▶ _What the task asks_
Extract every line of the material below and reproduce it faithfully.
-*-
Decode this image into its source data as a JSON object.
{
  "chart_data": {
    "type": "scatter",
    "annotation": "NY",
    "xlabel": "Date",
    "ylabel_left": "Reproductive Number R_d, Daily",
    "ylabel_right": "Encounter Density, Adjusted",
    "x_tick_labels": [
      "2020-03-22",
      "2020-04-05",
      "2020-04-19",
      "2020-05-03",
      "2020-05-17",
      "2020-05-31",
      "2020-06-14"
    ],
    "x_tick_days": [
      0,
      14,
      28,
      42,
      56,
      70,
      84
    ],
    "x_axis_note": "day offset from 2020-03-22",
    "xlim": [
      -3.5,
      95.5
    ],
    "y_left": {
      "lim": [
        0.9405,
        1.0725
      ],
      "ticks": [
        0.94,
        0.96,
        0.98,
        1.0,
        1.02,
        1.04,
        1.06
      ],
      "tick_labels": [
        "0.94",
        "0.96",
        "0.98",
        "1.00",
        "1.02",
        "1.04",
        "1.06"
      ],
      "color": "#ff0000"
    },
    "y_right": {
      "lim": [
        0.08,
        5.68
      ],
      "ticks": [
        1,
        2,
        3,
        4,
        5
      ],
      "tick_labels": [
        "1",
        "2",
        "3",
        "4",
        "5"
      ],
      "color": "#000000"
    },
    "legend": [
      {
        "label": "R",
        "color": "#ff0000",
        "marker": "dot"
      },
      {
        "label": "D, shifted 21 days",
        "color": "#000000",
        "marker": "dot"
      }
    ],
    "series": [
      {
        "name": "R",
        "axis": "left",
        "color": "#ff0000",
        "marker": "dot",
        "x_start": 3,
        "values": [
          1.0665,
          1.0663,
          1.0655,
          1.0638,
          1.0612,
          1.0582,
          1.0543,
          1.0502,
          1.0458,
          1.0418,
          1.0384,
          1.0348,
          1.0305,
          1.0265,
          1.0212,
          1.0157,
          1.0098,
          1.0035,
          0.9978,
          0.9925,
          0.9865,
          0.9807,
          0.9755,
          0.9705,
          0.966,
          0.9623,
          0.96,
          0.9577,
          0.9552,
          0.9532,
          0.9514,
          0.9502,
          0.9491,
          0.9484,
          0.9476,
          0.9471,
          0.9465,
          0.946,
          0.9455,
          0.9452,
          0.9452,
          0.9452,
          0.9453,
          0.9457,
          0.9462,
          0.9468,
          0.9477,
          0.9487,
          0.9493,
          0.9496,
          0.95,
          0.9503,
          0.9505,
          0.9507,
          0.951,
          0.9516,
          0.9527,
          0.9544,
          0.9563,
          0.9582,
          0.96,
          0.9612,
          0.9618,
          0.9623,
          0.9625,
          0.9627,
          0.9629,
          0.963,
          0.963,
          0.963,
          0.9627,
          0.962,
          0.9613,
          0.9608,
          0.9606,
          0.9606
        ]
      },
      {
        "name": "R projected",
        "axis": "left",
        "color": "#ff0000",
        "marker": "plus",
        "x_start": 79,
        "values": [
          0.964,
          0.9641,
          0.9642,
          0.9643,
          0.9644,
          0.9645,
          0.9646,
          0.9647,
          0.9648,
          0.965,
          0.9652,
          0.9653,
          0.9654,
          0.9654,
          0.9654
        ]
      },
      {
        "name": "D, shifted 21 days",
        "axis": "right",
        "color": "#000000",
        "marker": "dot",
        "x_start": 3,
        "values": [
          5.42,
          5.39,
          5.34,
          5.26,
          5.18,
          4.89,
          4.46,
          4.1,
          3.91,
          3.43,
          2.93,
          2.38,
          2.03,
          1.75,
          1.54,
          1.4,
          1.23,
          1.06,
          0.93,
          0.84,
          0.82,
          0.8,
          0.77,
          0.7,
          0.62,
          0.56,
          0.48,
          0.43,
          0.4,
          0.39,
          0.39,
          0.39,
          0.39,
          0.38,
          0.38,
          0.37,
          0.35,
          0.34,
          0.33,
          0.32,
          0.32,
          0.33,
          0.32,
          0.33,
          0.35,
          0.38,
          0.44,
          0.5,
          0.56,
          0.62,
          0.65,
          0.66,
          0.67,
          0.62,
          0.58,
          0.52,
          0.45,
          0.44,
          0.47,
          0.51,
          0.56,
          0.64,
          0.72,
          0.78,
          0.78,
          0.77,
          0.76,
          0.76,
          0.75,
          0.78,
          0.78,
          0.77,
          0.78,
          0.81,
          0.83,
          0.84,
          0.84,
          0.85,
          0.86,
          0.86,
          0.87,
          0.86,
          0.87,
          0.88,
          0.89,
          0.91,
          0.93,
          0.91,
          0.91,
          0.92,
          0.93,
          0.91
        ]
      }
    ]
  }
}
-*-
▶ _Written reply_
Decode this image into its source data as a JSON object.
{
  "chart_data": {
    "type": "scatter",
    "annotation": "NY",
    "xlabel": "Date",
    "ylabel_left": "Reproductive Number R_d, Daily",
    "ylabel_right": "Encounter Density, Adjusted",
    "x_tick_labels": [
      "2020-03-22",
      "2020-04-05",
      "2020-04-19",
      "2020-05-03",
      "2020-05-17",
      "2020-05-31",
      "2020-06-14"
    ],
    "x_tick_days": [
      0,
      14,
      28,
      42,
      56,
      70,
      84
    ],
    "x_axis_note": "day offset from 2020-03-22",
    "xlim": [
      -3.5,
      95.5
    ],
    "y_left": {
      "lim": [
        0.9405,
        1.0725
      ],
      "ticks": [
        0.94,
        0.96,
        0.98,
        1.0,
        1.02,
        1.04,
        1.06
      ],
      "tick_labels": [
        "0.94",
        "0.96",
        "0.98",
        "1.00",
        "1.02",
        "1.04",
        "1.06"
      ],
      "color": "#ff0000"
    },
    "y_right": {
      "lim": [
        0.08,
        5.68
      ],
      "ticks": [
        1,
        2,
        3,
        4,
        5
      ],
      "tick_labels": [
        "1",
        "2",
        "3",
        "4",
        "5"
      ],
      "color": "#000000"
    },
    "legend": [
      {
        "label": "R",
        "color": "#ff0000",
        "marker": "dot"
      },
      {
        "label": "D, shifted 21 days",
        "color": "#000000",
        "marker": "dot"
      }
    ],
    "series": [
      {
        "name": "R",
        "axis": "left",
        "color": "#ff0000",
        "marker": "dot",
        "x_start": 3,
        "values": [
          1.0665,
          1.0663,
          1.0655,
          1.0638,
          1.0612,
          1.0582,
          1.0543,
          1.0502,
          1.0458,
          1.0418,
          1.0384,
          1.0348,
          1.0305,
          1.0265,
          1.0212,
          1.0157,
          1.0098,
          1.0035,
          0.9978,
          0.9925,
          0.9865,
          0.9807,
          0.9755,
          0.9705,
          0.966,
          0.9623,
          0.96,
          0.9577,
          0.9552,
          0.9532,
          0.9514,
          0.9502,
          0.9491,
          0.9484,
          0.9476,
          0.9471,
          0.9465,
          0.946,
          0.9455,
          0.9452,
          0.9452,
          0.9452,
          0.9453,
          0.9457,
          0.9462,
          0.9468,
          0.9477,
          0.9487,
          0.9493,
          0.9496,
          0.95,
          0.9503,
          0.9505,
          0.9507,
          0.951,
          0.9516,
          0.9527,
          0.9544,
          0.9563,
          0.9582,
          0.96,
          0.9612,
          0.9618,
          0.9623,
          0.9625,
          0.9627,
          0.9629,
          0.963,
          0.963,
          0.963,
          0.9627,
          0.962,
          0.9613,
          0.9608,
          0.9606,
          0.9606
        ]
      },
      {
        "name": "R projected",
        "axis": "left",
        "color": "#ff0000",
        "marker": "plus",
        "x_start": 79,
        "values": [
          0.964,
          0.9641,
          0.9642,
          0.9643,
          0.9644,
          0.9645,
          0.9646,
          0.9647,
          0.9648,
          0.965,
          0.9652,
          0.9653,
          0.9654,
          0.9654,
          0.9654
        ]
      },
      {
        "name": "D, shifted 21 days",
        "axis": "right",
        "color": "#000000",
        "marker": "dot",
        "x_start": 3,
        "values": [
          5.42,
          5.39,
          5.34,
          5.26,
          5.18,
          4.89,
          4.46,
          4.1,
          3.91,
          3.43,
          2.93,
          2.38,
          2.03,
          1.75,
          1.54,
          1.4,
          1.23,
          1.06,
          0.93,
          0.84,
          0.82,
          0.8,
          0.77,
          0.7,
          0.62,
          0.56,
          0.48,
          0.43,
          0.4,
          0.39,
          0.39,
          0.39,
          0.39,
          0.38,
          0.38,
          0.37,
          0.35,
          0.34,
          0.33,
          0.32,
          0.32,
          0.33,
          0.32,
          0.33,
          0.35,
          0.38,
          0.44,
          0.5,
          0.56,
          0.62,
          0.65,
          0.66,
          0.67,
          0.62,
          0.58,
          0.52,
          0.45,
          0.44,
          0.47,
          0.51,
          0.56,
          0.64,
          0.72,
          0.78,
          0.78,
          0.77,
          0.76,
          0.76,
          0.75,
          0.78,
          0.78,
          0.77,
          0.78,
          0.81,
          0.83,
          0.84,
          0.84,
          0.85,
          0.86,
          0.86,
          0.87,
          0.86,
          0.87,
          0.88,
          0.89,
          0.91,
          0.93,
          0.91,
          0.91,
          0.92,
          0.93,
          0.91
        ]
      }
    ]
  }
}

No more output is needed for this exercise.